EXTRAIT DE PAGE:
************
Les herbes indigènes tiennent toujours le haut du pavé. On y ajoute la sauge et les baies de myrte, qui sont à l’origine culinaire et étymologique de la mortadelle. Mortadelle qui, aujourd’hui, ne contient plus une once de myrte !

Au rayon fruits et légumes, c’est quasiment le statu quo et le chou prend une importance prépondérante. Désormais, les Germains le font fermenter pour obtenir de la choucroute.

Les Germains vont tout de même commettre quelques infractions vis-à-vis du code alimentaire antique. Tout d’abord, ils valorisent nettement la viande, symbole de puissance et produit de la chasse, qui est une sorte de rituel de guerre. Les animaux d’élevage, qu’ils soient de boucherie ou de basse-cour, symbolisent quant à eux la richesse de leurs propriétaires. Dorénavant, et ce, jusqu’aujourd’hui encore, la consommation de viande est un signe de distinction sociale.

En matière de viande, les Francs pousseront même l’hérésie jusqu’à commettre le crime ultime du barbarisme, consistant à la manger crue ! Rappelons ici que la cuisson, chez les Grecs et chez les Romains, est un indice suprême de civilisation.

Ensuite, pour des raisons géographiques évidentes, les Germains se réfèrent davantage au beurre qu’à l’huile d’olive. Bref, notre triptyque antique pain-vin-huile, s’achemine vers la triade pain-vin-viande. Notons que le pain, dans le Nord, est de seigle et d’épeautre, alors qu’il est de froment dans le Sud. Notons encore que le pain remplace l’antique fécule pour lier les sauces, et qu’on le trempe volontiers dans le bouillon. Ces tranches de pain trempées prennent le nom de soupe, et sont à l’origine de nos potages, ainsi que du terme « souper ».

Nous quittons maintenant les Mérovingiens pour entrer dans l’ère carolingienne. À partir de maintenant, et ce jusqu’au 12e siècle, nous ne pouvons plus nous référer à des livres de cuisine. Non pas parce qu’on les a perdus, comme pour la période hellénistique, mais tout simplement parce qu’on n’en écrit plus ! L’écriture, en effet, est désormais monopolisée par les clercs et ces derniers considèrent que seules les matières hautement intellectuelles et religieuses ont le mérite d’être transmises par écrit. La cuisine se trouve ainsi disqualifiée. Nous devons donc nous tourner vers d’autres sources, comme par exemple des comptes de monastères, pour jauger des évolutions culinaires pendant ces quelques siècles.

Éginhard Vita Caroli magni imperatoris-Lettrine V historiée CharlemagneassisCharlemagne apprécie particulièrement le gibier rôti, en flagrant délit avec la médecine hippocratique !

Au rayon épicerie, le galanga, appelé gingembre chinois, fait son apparition, tandis que le gingembre et la cannelle deviennent les épices les plus consommées derrière l’indétrônable poivre. On remarque un fort recul du nard et du costus, ainsi que la disparition du laser, ce puissant aromate que les Romains ont baptisé « mets des dieux » et qu’on surnomme désormais « fiente du diable » !
************
OBJECTIF:
Recopiez mot pour mot le passage de l'extrait sur l'histoire de l'alimentation situé entre « Les herbes indigènes » et « once de myrte ! », ces deux bornes comprises.

BLOC DE DONNÉES:
************
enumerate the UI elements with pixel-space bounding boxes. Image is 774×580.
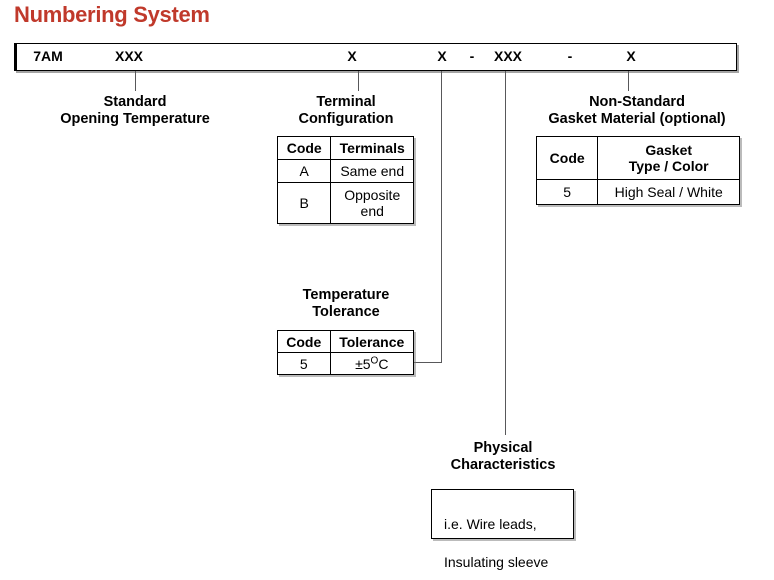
************
RÉPONSE AU PROBLÈME:
Les herbes indigènes tiennent toujours le haut du pavé. On y ajoute la sauge et les baies de myrte, qui sont à l’origine culinaire et étymologique de la mortadelle. Mortadelle qui, aujourd’hui, ne contient plus une once de myrte !